_WRITTEN REQUEST_
Look through the listing and locate every line containing the word "China"; copy those lines.

_INPUT_
- - - - - - -

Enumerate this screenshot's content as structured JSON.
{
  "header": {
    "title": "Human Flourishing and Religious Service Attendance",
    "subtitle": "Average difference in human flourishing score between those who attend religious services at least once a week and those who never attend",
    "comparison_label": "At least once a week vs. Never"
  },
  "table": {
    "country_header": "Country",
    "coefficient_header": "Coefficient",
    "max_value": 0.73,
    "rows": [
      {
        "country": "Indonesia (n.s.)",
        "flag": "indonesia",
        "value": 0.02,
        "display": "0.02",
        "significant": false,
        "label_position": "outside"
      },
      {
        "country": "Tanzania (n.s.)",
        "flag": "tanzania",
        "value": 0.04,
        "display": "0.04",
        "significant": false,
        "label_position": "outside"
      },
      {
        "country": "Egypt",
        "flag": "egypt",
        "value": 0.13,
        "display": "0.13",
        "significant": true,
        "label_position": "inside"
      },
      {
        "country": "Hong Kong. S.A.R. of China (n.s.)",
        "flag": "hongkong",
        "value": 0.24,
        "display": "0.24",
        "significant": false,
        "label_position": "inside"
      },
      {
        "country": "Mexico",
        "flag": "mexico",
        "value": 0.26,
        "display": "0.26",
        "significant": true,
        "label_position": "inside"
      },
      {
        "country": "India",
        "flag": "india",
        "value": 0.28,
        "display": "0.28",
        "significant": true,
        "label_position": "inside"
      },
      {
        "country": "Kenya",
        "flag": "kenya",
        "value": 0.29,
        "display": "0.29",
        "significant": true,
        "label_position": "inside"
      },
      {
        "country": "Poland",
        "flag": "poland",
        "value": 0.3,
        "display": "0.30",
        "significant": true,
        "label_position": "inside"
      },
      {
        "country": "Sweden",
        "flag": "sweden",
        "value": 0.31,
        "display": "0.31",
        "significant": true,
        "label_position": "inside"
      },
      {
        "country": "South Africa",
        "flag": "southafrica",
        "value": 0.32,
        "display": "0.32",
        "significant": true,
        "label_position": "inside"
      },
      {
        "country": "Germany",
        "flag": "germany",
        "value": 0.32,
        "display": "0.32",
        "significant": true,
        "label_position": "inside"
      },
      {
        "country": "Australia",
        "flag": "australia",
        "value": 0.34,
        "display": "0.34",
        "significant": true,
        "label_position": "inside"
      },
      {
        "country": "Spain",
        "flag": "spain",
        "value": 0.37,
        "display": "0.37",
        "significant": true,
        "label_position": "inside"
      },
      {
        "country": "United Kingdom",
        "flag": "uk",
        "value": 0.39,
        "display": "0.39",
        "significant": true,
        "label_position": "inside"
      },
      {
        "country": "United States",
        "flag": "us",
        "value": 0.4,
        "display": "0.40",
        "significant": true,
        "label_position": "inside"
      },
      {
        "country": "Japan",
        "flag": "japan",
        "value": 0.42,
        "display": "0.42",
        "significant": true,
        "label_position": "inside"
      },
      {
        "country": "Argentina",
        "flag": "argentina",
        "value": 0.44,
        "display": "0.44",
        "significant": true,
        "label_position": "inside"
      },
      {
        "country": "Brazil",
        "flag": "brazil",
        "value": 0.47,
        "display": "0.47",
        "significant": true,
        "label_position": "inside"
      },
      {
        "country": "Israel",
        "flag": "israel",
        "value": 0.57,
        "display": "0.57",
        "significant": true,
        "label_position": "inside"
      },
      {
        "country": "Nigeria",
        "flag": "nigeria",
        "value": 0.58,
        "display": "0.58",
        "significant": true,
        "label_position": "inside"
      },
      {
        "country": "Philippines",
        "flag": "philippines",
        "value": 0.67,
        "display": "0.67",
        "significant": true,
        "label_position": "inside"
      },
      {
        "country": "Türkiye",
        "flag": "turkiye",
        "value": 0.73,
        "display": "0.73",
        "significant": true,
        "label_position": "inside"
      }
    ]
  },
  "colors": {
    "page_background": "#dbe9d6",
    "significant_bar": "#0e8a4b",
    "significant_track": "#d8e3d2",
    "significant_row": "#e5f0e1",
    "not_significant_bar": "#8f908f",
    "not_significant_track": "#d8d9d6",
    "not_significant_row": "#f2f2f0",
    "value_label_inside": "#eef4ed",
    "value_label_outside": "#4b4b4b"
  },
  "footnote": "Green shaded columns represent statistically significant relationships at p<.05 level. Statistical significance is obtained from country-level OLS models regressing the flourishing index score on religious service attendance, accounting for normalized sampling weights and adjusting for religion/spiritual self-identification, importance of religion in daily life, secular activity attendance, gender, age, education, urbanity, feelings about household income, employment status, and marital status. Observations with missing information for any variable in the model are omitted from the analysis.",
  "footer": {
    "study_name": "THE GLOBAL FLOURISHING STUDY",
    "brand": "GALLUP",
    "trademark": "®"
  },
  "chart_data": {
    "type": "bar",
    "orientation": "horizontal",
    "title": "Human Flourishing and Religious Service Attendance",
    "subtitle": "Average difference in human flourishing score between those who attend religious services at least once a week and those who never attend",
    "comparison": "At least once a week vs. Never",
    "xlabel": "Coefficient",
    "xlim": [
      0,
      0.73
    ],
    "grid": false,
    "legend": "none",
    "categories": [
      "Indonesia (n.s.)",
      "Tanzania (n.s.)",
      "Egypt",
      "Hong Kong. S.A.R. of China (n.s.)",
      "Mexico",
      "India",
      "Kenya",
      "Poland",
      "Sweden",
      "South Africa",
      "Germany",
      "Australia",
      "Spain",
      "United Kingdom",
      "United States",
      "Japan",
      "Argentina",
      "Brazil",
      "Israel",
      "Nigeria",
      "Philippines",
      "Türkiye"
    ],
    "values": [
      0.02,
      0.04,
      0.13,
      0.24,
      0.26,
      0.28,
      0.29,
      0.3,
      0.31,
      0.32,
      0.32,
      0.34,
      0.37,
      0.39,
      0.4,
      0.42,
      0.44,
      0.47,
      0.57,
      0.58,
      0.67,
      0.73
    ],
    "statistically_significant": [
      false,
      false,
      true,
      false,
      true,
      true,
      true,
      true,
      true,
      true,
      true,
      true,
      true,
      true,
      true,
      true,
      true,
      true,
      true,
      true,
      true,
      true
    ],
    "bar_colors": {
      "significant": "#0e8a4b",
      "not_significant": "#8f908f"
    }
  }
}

- - - - - - -

_THE OUTPUT_
        "country": "Hong Kong. S.A.R. of China (n.s.)",
      "Hong Kong. S.A.R. of China (n.s.)",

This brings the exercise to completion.